GIVEN REQUEST.
Every record here should be printed again exactly.
::: DATA PROVIDED
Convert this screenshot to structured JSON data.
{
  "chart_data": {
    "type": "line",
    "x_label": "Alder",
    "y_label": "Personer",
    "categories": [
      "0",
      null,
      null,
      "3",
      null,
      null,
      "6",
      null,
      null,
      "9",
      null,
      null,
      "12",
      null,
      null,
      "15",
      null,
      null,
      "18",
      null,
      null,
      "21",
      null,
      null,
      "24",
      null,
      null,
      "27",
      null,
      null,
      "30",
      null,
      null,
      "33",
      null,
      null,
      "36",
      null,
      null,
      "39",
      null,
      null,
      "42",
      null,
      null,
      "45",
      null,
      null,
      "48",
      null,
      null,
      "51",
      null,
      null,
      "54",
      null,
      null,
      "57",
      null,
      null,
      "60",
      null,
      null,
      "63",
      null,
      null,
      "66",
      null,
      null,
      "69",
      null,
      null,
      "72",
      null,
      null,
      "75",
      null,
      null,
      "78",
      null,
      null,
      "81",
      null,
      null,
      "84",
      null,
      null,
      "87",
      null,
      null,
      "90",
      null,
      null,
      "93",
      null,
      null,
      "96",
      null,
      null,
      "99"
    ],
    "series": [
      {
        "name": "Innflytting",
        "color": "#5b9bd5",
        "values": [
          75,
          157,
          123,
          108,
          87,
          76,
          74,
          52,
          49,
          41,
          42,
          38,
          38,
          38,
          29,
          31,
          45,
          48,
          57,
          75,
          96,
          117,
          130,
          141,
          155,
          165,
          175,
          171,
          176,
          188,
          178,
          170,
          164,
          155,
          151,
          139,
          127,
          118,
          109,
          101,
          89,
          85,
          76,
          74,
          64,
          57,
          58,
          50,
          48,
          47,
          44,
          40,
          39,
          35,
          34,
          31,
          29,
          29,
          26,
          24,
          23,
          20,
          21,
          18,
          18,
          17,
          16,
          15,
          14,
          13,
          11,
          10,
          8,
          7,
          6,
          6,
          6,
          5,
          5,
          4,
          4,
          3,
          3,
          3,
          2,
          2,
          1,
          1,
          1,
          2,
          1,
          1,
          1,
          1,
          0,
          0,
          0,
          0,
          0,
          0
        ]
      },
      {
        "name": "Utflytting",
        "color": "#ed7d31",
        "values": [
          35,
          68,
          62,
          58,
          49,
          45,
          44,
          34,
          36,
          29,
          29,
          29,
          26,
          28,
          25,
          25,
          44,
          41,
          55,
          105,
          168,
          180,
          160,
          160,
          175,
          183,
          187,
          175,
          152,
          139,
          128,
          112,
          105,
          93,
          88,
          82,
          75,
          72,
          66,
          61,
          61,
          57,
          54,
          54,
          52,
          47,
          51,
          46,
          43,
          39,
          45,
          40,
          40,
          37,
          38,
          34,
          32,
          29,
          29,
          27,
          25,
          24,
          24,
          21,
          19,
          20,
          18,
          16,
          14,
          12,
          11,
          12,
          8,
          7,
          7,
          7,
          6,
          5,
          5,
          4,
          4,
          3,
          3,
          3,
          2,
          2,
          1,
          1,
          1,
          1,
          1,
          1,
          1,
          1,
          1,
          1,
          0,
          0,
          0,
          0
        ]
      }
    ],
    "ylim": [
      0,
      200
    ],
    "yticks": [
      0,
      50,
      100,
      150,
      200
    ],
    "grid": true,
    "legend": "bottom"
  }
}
::::::
FULL ANSWER.
Convert this screenshot to structured JSON data.
{
  "chart_data": {
    "type": "line",
    "x_label": "Alder",
    "y_label": "Personer",
    "categories": [
      "0",
      null,
      null,
      "3",
      null,
      null,
      "6",
      null,
      null,
      "9",
      null,
      null,
      "12",
      null,
      null,
      "15",
      null,
      null,
      "18",
      null,
      null,
      "21",
      null,
      null,
      "24",
      null,
      null,
      "27",
      null,
      null,
      "30",
      null,
      null,
      "33",
      null,
      null,
      "36",
      null,
      null,
      "39",
      null,
      null,
      "42",
      null,
      null,
      "45",
      null,
      null,
      "48",
      null,
      null,
      "51",
      null,
      null,
      "54",
      null,
      null,
      "57",
      null,
      null,
      "60",
      null,
      null,
      "63",
      null,
      null,
      "66",
      null,
      null,
      "69",
      null,
      null,
      "72",
      null,
      null,
      "75",
      null,
      null,
      "78",
      null,
      null,
      "81",
      null,
      null,
      "84",
      null,
      null,
      "87",
      null,
      null,
      "90",
      null,
      null,
      "93",
      null,
      null,
      "96",
      null,
      null,
      "99"
    ],
    "series": [
      {
        "name": "Innflytting",
        "color": "#5b9bd5",
        "values": [
          75,
          157,
          123,
          108,
          87,
          76,
          74,
          52,
          49,
          41,
          42,
          38,
          38,
          38,
          29,
          31,
          45,
          48,
          57,
          75,
          96,
          117,
          130,
          141,
          155,
          165,
          175,
          171,
          176,
          188,
          178,
          170,
          164,
          155,
          151,
          139,
          127,
          118,
          109,
          101,
          89,
          85,
          76,
          74,
          64,
          57,
          58,
          50,
          48,
          47,
          44,
          40,
          39,
          35,
          34,
          31,
          29,
          29,
          26,
          24,
          23,
          20,
          21,
          18,
          18,
          17,
          16,
          15,
          14,
          13,
          11,
          10,
          8,
          7,
          6,
          6,
          6,
          5,
          5,
          4,
          4,
          3,
          3,
          3,
          2,
          2,
          1,
          1,
          1,
          2,
          1,
          1,
          1,
          1,
          0,
          0,
          0,
          0,
          0,
          0
        ]
      },
      {
        "name": "Utflytting",
        "color": "#ed7d31",
        "values": [
          35,
          68,
          62,
          58,
          49,
          45,
          44,
          34,
          36,
          29,
          29,
          29,
          26,
          28,
          25,
          25,
          44,
          41,
          55,
          105,
          168,
          180,
          160,
          160,
          175,
          183,
          187,
          175,
          152,
          139,
          128,
          112,
          105,
          93,
          88,
          82,
          75,
          72,
          66,
          61,
          61,
          57,
          54,
          54,
          52,
          47,
          51,
          46,
          43,
          39,
          45,
          40,
          40,
          37,
          38,
          34,
          32,
          29,
          29,
          27,
          25,
          24,
          24,
          21,
          19,
          20,
          18,
          16,
          14,
          12,
          11,
          12,
          8,
          7,
          7,
          7,
          6,
          5,
          5,
          4,
          4,
          3,
          3,
          3,
          2,
          2,
          1,
          1,
          1,
          1,
          1,
          1,
          1,
          1,
          1,
          1,
          0,
          0,
          0,
          0
        ]
      }
    ],
    "ylim": [
      0,
      200
    ],
    "yticks": [
      0,
      50,
      100,
      150,
      200
    ],
    "grid": true,
    "legend": "bottom"
  }
}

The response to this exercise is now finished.